→ **DATA IN THIS EXERCISE**:
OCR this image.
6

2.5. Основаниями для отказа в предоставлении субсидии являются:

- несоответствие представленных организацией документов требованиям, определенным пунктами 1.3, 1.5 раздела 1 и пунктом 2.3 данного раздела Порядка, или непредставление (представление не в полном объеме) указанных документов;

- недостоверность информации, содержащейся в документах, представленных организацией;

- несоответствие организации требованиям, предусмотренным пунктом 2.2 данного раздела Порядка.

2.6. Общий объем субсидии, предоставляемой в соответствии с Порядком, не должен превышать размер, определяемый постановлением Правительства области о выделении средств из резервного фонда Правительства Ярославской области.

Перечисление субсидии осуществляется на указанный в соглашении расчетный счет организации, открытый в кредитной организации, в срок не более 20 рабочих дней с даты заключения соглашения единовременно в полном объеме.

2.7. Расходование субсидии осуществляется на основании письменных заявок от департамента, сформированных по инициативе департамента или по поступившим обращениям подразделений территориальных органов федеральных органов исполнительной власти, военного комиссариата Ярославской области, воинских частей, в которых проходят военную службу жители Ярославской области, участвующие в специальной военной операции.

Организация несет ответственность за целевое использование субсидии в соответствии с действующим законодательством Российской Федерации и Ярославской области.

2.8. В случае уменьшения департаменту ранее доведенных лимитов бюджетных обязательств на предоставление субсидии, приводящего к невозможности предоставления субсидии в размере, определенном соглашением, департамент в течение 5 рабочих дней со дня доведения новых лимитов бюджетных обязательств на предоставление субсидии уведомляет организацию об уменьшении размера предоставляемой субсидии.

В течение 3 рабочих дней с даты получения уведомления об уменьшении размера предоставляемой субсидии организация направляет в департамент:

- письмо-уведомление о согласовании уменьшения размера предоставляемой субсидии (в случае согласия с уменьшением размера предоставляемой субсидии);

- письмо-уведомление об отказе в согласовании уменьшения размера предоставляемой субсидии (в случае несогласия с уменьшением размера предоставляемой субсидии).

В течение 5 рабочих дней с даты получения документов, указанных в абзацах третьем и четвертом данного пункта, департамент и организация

→ **TASK PROMPT**: From the listing above, pick out each line where the word "объеме" appears.

→ **FINAL ANSWER**:
- несоответствие представленных организацией документов требованиям, определенным пунктами 1.3, 1.5 раздела 1 и пунктом 2.3 данного раздела Порядка, или непредставление (представление не в полном объеме) указанных документов;
Перечисление субсидии осуществляется на указанный в соглашении расчетный счет организации, открытый в кредитной организации, в срок не более 20 рабочих дней с даты заключения соглашения единовременно в полном объеме.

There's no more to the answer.